--- start of Materials provided ---

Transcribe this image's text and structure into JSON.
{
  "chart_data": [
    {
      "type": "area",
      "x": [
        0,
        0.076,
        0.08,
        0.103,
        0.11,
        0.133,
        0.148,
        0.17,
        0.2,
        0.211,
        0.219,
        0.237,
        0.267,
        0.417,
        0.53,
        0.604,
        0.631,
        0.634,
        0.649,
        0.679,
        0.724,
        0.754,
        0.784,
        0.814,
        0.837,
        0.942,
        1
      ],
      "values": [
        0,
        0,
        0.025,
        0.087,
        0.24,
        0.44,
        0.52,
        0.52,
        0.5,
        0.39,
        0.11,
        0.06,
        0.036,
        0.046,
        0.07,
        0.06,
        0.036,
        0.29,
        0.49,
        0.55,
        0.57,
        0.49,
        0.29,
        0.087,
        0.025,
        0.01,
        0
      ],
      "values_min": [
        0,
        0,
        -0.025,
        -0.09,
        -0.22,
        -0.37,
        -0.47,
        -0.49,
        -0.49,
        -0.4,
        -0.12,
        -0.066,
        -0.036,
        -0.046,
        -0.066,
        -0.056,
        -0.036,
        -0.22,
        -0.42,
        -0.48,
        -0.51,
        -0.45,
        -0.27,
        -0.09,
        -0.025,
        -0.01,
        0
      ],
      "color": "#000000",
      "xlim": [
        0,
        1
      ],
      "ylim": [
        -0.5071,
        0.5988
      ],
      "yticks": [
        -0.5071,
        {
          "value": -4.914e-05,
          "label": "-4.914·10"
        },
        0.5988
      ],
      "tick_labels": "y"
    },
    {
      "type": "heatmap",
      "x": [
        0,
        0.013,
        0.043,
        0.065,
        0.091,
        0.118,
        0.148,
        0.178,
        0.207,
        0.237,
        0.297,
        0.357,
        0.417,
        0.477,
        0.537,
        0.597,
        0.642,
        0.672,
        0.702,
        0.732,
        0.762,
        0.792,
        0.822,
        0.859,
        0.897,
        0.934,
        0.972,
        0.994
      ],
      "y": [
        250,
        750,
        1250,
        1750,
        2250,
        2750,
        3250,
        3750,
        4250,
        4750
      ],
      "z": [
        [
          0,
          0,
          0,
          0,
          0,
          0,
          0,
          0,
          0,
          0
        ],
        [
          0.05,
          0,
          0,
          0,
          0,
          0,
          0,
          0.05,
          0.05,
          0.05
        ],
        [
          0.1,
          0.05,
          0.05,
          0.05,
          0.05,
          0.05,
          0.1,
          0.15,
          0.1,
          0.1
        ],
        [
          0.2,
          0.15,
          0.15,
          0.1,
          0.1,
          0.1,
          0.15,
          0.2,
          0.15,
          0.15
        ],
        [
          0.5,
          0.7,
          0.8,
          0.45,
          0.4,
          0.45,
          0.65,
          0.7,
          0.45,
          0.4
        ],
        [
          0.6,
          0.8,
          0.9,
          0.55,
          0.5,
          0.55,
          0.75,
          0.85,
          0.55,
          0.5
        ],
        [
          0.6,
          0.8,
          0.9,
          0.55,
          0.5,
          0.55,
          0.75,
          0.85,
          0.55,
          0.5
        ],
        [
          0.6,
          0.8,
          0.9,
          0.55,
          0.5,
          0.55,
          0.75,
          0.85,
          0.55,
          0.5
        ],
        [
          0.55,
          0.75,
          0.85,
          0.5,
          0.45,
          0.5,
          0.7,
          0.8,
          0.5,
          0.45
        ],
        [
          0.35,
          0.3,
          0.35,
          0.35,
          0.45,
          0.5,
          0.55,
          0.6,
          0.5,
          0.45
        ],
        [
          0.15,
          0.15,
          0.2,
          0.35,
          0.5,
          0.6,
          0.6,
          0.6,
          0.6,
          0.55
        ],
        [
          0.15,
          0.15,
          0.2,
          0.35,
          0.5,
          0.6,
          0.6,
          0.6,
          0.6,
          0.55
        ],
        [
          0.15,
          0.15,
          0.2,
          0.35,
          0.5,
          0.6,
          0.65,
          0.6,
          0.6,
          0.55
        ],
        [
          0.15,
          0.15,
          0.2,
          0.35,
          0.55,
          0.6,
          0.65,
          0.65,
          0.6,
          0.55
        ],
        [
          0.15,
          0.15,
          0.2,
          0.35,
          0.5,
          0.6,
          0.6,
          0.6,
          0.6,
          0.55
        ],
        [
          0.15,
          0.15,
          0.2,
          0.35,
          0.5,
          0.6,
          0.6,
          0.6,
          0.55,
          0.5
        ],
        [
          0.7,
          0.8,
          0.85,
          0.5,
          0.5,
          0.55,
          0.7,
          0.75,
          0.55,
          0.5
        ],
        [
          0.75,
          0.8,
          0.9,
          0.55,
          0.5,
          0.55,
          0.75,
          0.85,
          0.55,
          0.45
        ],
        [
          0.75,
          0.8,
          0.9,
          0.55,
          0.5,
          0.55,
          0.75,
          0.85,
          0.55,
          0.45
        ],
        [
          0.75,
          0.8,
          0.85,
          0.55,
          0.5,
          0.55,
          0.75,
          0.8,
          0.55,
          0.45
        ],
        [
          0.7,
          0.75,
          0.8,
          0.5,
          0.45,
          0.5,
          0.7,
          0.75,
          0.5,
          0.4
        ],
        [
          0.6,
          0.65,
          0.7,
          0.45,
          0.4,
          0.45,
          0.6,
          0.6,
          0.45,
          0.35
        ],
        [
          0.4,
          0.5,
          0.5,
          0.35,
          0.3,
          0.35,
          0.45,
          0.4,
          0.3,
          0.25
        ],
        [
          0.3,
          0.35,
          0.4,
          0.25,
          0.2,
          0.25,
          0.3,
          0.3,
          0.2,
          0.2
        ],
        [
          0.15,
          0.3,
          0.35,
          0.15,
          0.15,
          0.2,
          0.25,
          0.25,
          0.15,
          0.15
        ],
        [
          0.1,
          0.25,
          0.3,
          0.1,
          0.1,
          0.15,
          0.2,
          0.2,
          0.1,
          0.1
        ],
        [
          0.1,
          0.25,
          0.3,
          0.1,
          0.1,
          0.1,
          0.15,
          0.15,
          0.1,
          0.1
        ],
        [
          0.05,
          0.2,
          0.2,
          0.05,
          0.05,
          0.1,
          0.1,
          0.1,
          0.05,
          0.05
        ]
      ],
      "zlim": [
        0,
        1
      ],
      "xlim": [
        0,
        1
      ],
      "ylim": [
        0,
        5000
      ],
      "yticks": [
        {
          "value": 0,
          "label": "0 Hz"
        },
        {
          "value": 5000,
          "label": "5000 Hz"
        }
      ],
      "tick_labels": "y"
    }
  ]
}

--- end of Materials provided ---

● **Task**
Extract every line above exactly as it stands.

● **Task solution**
Transcribe this image's text and structure into JSON.
{
  "chart_data": [
    {
      "type": "area",
      "x": [
        0,
        0.076,
        0.08,
        0.103,
        0.11,
        0.133,
        0.148,
        0.17,
        0.2,
        0.211,
        0.219,
        0.237,
        0.267,
        0.417,
        0.53,
        0.604,
        0.631,
        0.634,
        0.649,
        0.679,
        0.724,
        0.754,
        0.784,
        0.814,
        0.837,
        0.942,
        1
      ],
      "values": [
        0,
        0,
        0.025,
        0.087,
        0.24,
        0.44,
        0.52,
        0.52,
        0.5,
        0.39,
        0.11,
        0.06,
        0.036,
        0.046,
        0.07,
        0.06,
        0.036,
        0.29,
        0.49,
        0.55,
        0.57,
        0.49,
        0.29,
        0.087,
        0.025,
        0.01,
        0
      ],
      "values_min": [
        0,
        0,
        -0.025,
        -0.09,
        -0.22,
        -0.37,
        -0.47,
        -0.49,
        -0.49,
        -0.4,
        -0.12,
        -0.066,
        -0.036,
        -0.046,
        -0.066,
        -0.056,
        -0.036,
        -0.22,
        -0.42,
        -0.48,
        -0.51,
        -0.45,
        -0.27,
        -0.09,
        -0.025,
        -0.01,
        0
      ],
      "color": "#000000",
      "xlim": [
        0,
        1
      ],
      "ylim": [
        -0.5071,
        0.5988
      ],
      "yticks": [
        -0.5071,
        {
          "value": -4.914e-05,
          "label": "-4.914·10"
        },
        0.5988
      ],
      "tick_labels": "y"
    },
    {
      "type": "heatmap",
      "x": [
        0,
        0.013,
        0.043,
        0.065,
        0.091,
        0.118,
        0.148,
        0.178,
        0.207,
        0.237,
        0.297,
        0.357,
        0.417,
        0.477,
        0.537,
        0.597,
        0.642,
        0.672,
        0.702,
        0.732,
        0.762,
        0.792,
        0.822,
        0.859,
        0.897,
        0.934,
        0.972,
        0.994
      ],
      "y": [
        250,
        750,
        1250,
        1750,
        2250,
        2750,
        3250,
        3750,
        4250,
        4750
      ],
      "z": [
        [
          0,
          0,
          0,
          0,
          0,
          0,
          0,
          0,
          0,
          0
        ],
        [
          0.05,
          0,
          0,
          0,
          0,
          0,
          0,
          0.05,
          0.05,
          0.05
        ],
        [
          0.1,
          0.05,
          0.05,
          0.05,
          0.05,
          0.05,
          0.1,
          0.15,
          0.1,
          0.1
        ],
        [
          0.2,
          0.15,
          0.15,
          0.1,
          0.1,
          0.1,
          0.15,
          0.2,
          0.15,
          0.15
        ],
        [
          0.5,
          0.7,
          0.8,
          0.45,
          0.4,
          0.45,
          0.65,
          0.7,
          0.45,
          0.4
        ],
        [
          0.6,
          0.8,
          0.9,
          0.55,
          0.5,
          0.55,
          0.75,
          0.85,
          0.55,
          0.5
        ],
        [
          0.6,
          0.8,
          0.9,
          0.55,
          0.5,
          0.55,
          0.75,
          0.85,
          0.55,
          0.5
        ],
        [
          0.6,
          0.8,
          0.9,
          0.55,
          0.5,
          0.55,
          0.75,
          0.85,
          0.55,
          0.5
        ],
        [
          0.55,
          0.75,
          0.85,
          0.5,
          0.45,
          0.5,
          0.7,
          0.8,
          0.5,
          0.45
        ],
        [
          0.35,
          0.3,
          0.35,
          0.35,
          0.45,
          0.5,
          0.55,
          0.6,
          0.5,
          0.45
        ],
        [
          0.15,
          0.15,
          0.2,
          0.35,
          0.5,
          0.6,
          0.6,
          0.6,
          0.6,
          0.55
        ],
        [
          0.15,
          0.15,
          0.2,
          0.35,
          0.5,
          0.6,
          0.6,
          0.6,
          0.6,
          0.55
        ],
        [
          0.15,
          0.15,
          0.2,
          0.35,
          0.5,
          0.6,
          0.65,
          0.6,
          0.6,
          0.55
        ],
        [
          0.15,
          0.15,
          0.2,
          0.35,
          0.55,
          0.6,
          0.65,
          0.65,
          0.6,
          0.55
        ],
        [
          0.15,
          0.15,
          0.2,
          0.35,
          0.5,
          0.6,
          0.6,
          0.6,
          0.6,
          0.55
        ],
        [
          0.15,
          0.15,
          0.2,
          0.35,
          0.5,
          0.6,
          0.6,
          0.6,
          0.55,
          0.5
        ],
        [
          0.7,
          0.8,
          0.85,
          0.5,
          0.5,
          0.55,
          0.7,
          0.75,
          0.55,
          0.5
        ],
        [
          0.75,
          0.8,
          0.9,
          0.55,
          0.5,
          0.55,
          0.75,
          0.85,
          0.55,
          0.45
        ],
        [
          0.75,
          0.8,
          0.9,
          0.55,
          0.5,
          0.55,
          0.75,
          0.85,
          0.55,
          0.45
        ],
        [
          0.75,
          0.8,
          0.85,
          0.55,
          0.5,
          0.55,
          0.75,
          0.8,
          0.55,
          0.45
        ],
        [
          0.7,
          0.75,
          0.8,
          0.5,
          0.45,
          0.5,
          0.7,
          0.75,
          0.5,
          0.4
        ],
        [
          0.6,
          0.65,
          0.7,
          0.45,
          0.4,
          0.45,
          0.6,
          0.6,
          0.45,
          0.35
        ],
        [
          0.4,
          0.5,
          0.5,
          0.35,
          0.3,
          0.35,
          0.45,
          0.4,
          0.3,
          0.25
        ],
        [
          0.3,
          0.35,
          0.4,
          0.25,
          0.2,
          0.25,
          0.3,
          0.3,
          0.2,
          0.2
        ],
        [
          0.15,
          0.3,
          0.35,
          0.15,
          0.15,
          0.2,
          0.25,
          0.25,
          0.15,
          0.15
        ],
        [
          0.1,
          0.25,
          0.3,
          0.1,
          0.1,
          0.15,
          0.2,
          0.2,
          0.1,
          0.1
        ],
        [
          0.1,
          0.25,
          0.3,
          0.1,
          0.1,
          0.1,
          0.15,
          0.15,
          0.1,
          0.1
        ],
        [
          0.05,
          0.2,
          0.2,
          0.05,
          0.05,
          0.1,
          0.1,
          0.1,
          0.05,
          0.05
        ]
      ],
      "zlim": [
        0,
        1
      ],
      "xlim": [
        0,
        1
      ],
      "ylim": [
        0,
        5000
      ],
      "yticks": [
        {
          "value": 0,
          "label": "0 Hz"
        },
        {
          "value": 5000,
          "label": "5000 Hz"
        }
      ],
      "tick_labels": "y"
    }
  ]
}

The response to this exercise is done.